Dataset items:
•••
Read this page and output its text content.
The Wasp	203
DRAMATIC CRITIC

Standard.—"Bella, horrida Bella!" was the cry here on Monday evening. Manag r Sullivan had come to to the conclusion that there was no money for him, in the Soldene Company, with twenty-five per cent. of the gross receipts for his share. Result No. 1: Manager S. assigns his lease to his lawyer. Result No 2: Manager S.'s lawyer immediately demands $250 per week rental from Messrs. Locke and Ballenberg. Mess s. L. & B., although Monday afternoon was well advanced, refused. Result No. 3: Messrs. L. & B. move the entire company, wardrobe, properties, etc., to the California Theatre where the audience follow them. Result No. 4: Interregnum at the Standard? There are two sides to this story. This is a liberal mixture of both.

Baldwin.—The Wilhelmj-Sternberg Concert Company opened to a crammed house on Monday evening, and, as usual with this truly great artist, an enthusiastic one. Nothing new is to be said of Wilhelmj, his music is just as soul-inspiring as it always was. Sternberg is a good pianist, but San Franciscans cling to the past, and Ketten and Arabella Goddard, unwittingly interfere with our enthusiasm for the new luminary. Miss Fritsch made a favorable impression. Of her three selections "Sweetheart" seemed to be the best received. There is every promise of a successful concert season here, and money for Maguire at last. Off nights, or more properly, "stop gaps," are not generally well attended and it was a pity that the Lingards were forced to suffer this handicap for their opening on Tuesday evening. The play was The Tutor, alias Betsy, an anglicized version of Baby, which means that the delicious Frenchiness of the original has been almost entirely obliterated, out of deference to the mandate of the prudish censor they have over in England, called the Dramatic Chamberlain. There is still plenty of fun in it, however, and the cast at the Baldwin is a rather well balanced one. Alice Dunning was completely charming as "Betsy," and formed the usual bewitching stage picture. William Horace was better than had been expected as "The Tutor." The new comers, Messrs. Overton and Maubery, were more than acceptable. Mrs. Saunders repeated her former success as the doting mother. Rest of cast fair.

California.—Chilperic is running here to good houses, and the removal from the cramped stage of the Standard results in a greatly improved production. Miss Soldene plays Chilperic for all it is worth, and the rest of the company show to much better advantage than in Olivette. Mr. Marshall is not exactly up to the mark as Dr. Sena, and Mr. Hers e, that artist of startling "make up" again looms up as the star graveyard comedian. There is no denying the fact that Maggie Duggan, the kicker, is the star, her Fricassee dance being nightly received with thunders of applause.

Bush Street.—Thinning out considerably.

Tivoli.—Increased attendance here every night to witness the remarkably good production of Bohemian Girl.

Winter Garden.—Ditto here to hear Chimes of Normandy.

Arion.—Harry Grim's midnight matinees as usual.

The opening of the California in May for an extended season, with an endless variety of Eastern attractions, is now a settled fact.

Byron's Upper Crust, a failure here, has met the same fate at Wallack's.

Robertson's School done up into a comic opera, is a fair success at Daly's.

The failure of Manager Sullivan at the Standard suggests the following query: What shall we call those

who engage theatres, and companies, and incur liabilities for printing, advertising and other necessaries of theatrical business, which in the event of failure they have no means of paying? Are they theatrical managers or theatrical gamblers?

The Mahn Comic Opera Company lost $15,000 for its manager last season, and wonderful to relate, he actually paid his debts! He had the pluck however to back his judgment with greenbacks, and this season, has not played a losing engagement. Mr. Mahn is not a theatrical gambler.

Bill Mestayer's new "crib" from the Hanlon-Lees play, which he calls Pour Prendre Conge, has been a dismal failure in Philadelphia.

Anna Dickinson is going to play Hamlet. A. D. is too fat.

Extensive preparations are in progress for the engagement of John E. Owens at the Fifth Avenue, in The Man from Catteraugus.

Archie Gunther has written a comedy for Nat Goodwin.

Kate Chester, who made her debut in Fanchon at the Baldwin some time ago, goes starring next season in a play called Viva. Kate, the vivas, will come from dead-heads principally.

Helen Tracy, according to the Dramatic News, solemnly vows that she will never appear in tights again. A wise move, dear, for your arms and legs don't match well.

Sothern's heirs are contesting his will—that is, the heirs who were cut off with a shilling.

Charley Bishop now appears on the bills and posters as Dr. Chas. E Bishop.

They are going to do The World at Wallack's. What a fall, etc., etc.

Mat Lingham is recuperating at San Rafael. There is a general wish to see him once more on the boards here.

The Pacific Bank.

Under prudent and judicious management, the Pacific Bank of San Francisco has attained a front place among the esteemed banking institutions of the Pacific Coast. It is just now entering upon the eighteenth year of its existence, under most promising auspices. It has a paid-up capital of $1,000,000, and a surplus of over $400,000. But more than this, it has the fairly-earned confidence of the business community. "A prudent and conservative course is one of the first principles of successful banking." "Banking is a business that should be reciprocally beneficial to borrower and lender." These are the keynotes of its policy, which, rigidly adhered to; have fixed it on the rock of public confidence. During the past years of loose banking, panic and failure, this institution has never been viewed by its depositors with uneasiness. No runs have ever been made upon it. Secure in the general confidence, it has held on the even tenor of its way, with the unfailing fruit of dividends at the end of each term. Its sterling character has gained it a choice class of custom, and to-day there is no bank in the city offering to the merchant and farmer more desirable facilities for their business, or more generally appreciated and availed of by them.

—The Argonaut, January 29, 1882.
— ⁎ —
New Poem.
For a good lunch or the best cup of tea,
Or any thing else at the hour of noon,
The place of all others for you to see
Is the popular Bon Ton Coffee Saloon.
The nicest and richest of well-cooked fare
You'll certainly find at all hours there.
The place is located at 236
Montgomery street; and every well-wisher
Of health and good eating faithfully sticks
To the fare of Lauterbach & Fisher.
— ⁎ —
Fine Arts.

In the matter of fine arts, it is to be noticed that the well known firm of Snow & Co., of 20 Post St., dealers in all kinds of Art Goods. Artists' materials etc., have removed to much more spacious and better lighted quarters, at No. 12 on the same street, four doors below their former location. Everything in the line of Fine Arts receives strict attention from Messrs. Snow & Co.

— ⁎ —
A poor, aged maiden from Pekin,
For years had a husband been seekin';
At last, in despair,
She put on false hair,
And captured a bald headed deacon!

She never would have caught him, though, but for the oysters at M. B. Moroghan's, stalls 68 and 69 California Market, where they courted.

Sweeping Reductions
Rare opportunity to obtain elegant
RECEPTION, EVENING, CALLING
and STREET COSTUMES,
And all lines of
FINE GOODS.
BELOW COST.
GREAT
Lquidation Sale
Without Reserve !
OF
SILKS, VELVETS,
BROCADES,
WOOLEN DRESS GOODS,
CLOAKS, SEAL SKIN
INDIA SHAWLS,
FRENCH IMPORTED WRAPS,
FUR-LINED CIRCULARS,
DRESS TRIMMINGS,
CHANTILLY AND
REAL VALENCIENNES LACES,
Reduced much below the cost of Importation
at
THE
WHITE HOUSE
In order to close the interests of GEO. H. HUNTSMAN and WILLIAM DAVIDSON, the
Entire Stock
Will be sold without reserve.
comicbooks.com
•••
THE REQUEST:
Give back the data above exactly as it appears.

SOLUTION FOR THIS PROBLEM:
Read this page and output its text content.
The Wasp	203
DRAMATIC CRITIC

Standard.—"Bella, horrida Bella!" was the cry here on Monday evening. Manag r Sullivan had come to to the conclusion that there was no money for him, in the Soldene Company, with twenty-five per cent. of the gross receipts for his share. Result No. 1: Manager S. assigns his lease to his lawyer. Result No 2: Manager S.'s lawyer immediately demands $250 per week rental from Messrs. Locke and Ballenberg. Mess s. L. & B., although Monday afternoon was well advanced, refused. Result No. 3: Messrs. L. & B. move the entire company, wardrobe, properties, etc., to the California Theatre where the audience follow them. Result No. 4: Interregnum at the Standard? There are two sides to this story. This is a liberal mixture of both.

Baldwin.—The Wilhelmj-Sternberg Concert Company opened to a crammed house on Monday evening, and, as usual with this truly great artist, an enthusiastic one. Nothing new is to be said of Wilhelmj, his music is just as soul-inspiring as it always was. Sternberg is a good pianist, but San Franciscans cling to the past, and Ketten and Arabella Goddard, unwittingly interfere with our enthusiasm for the new luminary. Miss Fritsch made a favorable impression. Of her three selections "Sweetheart" seemed to be the best received. There is every promise of a successful concert season here, and money for Maguire at last. Off nights, or more properly, "stop gaps," are not generally well attended and it was a pity that the Lingards were forced to suffer this handicap for their opening on Tuesday evening. The play was The Tutor, alias Betsy, an anglicized version of Baby, which means that the delicious Frenchiness of the original has been almost entirely obliterated, out of deference to the mandate of the prudish censor they have over in England, called the Dramatic Chamberlain. There is still plenty of fun in it, however, and the cast at the Baldwin is a rather well balanced one. Alice Dunning was completely charming as "Betsy," and formed the usual bewitching stage picture. William Horace was better than had been expected as "The Tutor." The new comers, Messrs. Overton and Maubery, were more than acceptable. Mrs. Saunders repeated her former success as the doting mother. Rest of cast fair.

California.—Chilperic is running here to good houses, and the removal from the cramped stage of the Standard results in a greatly improved production. Miss Soldene plays Chilperic for all it is worth, and the rest of the company show to much better advantage than in Olivette. Mr. Marshall is not exactly up to the mark as Dr. Sena, and Mr. Hers e, that artist of startling "make up" again looms up as the star graveyard comedian. There is no denying the fact that Maggie Duggan, the kicker, is the star, her Fricassee dance being nightly received with thunders of applause.

Bush Street.—Thinning out considerably.

Tivoli.—Increased attendance here every night to witness the remarkably good production of Bohemian Girl.

Winter Garden.—Ditto here to hear Chimes of Normandy.

Arion.—Harry Grim's midnight matinees as usual.

The opening of the California in May for an extended season, with an endless variety of Eastern attractions, is now a settled fact.

Byron's Upper Crust, a failure here, has met the same fate at Wallack's.

Robertson's School done up into a comic opera, is a fair success at Daly's.

The failure of Manager Sullivan at the Standard suggests the following query: What shall we call those

who engage theatres, and companies, and incur liabilities for printing, advertising and other necessaries of theatrical business, which in the event of failure they have no means of paying? Are they theatrical managers or theatrical gamblers?

The Mahn Comic Opera Company lost $15,000 for its manager last season, and wonderful to relate, he actually paid his debts! He had the pluck however to back his judgment with greenbacks, and this season, has not played a losing engagement. Mr. Mahn is not a theatrical gambler.

Bill Mestayer's new "crib" from the Hanlon-Lees play, which he calls Pour Prendre Conge, has been a dismal failure in Philadelphia.

Anna Dickinson is going to play Hamlet. A. D. is too fat.

Extensive preparations are in progress for the engagement of John E. Owens at the Fifth Avenue, in The Man from Catteraugus.

Archie Gunther has written a comedy for Nat Goodwin.

Kate Chester, who made her debut in Fanchon at the Baldwin some time ago, goes starring next season in a play called Viva. Kate, the vivas, will come from dead-heads principally.

Helen Tracy, according to the Dramatic News, solemnly vows that she will never appear in tights again. A wise move, dear, for your arms and legs don't match well.

Sothern's heirs are contesting his will—that is, the heirs who were cut off with a shilling.

Charley Bishop now appears on the bills and posters as Dr. Chas. E Bishop.

They are going to do The World at Wallack's. What a fall, etc., etc.

Mat Lingham is recuperating at San Rafael. There is a general wish to see him once more on the boards here.

The Pacific Bank.

Under prudent and judicious management, the Pacific Bank of San Francisco has attained a front place among the esteemed banking institutions of the Pacific Coast. It is just now entering upon the eighteenth year of its existence, under most promising auspices. It has a paid-up capital of $1,000,000, and a surplus of over $400,000. But more than this, it has the fairly-earned confidence of the business community. "A prudent and conservative course is one of the first principles of successful banking." "Banking is a business that should be reciprocally beneficial to borrower and lender." These are the keynotes of its policy, which, rigidly adhered to; have fixed it on the rock of public confidence. During the past years of loose banking, panic and failure, this institution has never been viewed by its depositors with uneasiness. No runs have ever been made upon it. Secure in the general confidence, it has held on the even tenor of its way, with the unfailing fruit of dividends at the end of each term. Its sterling character has gained it a choice class of custom, and to-day there is no bank in the city offering to the merchant and farmer more desirable facilities for their business, or more generally appreciated and availed of by them.

—The Argonaut, January 29, 1882.
— ⁎ —
New Poem.
For a good lunch or the best cup of tea,
Or any thing else at the hour of noon,
The place of all others for you to see
Is the popular Bon Ton Coffee Saloon.
The nicest and richest of well-cooked fare
You'll certainly find at all hours there.
The place is located at 236
Montgomery street; and every well-wisher
Of health and good eating faithfully sticks
To the fare of Lauterbach & Fisher.
— ⁎ —
Fine Arts.

In the matter of fine arts, it is to be noticed that the well known firm of Snow & Co., of 20 Post St., dealers in all kinds of Art Goods. Artists' materials etc., have removed to much more spacious and better lighted quarters, at No. 12 on the same street, four doors below their former location. Everything in the line of Fine Arts receives strict attention from Messrs. Snow & Co.

— ⁎ —
A poor, aged maiden from Pekin,
For years had a husband been seekin';
At last, in despair,
She put on false hair,
And captured a bald headed deacon!

She never would have caught him, though, but for the oysters at M. B. Moroghan's, stalls 68 and 69 California Market, where they courted.

Sweeping Reductions
Rare opportunity to obtain elegant
RECEPTION, EVENING, CALLING
and STREET COSTUMES,
And all lines of
FINE GOODS.
BELOW COST.
GREAT
Lquidation Sale
Without Reserve !
OF
SILKS, VELVETS,
BROCADES,
WOOLEN DRESS GOODS,
CLOAKS, SEAL SKIN
INDIA SHAWLS,
FRENCH IMPORTED WRAPS,
FUR-LINED CIRCULARS,
DRESS TRIMMINGS,
CHANTILLY AND
REAL VALENCIENNES LACES,
Reduced much below the cost of Importation
at
THE
WHITE HOUSE
In order to close the interests of GEO. H. HUNTSMAN and WILLIAM DAVIDSON, the
Entire Stock
Will be sold without reserve.
comicbooks.com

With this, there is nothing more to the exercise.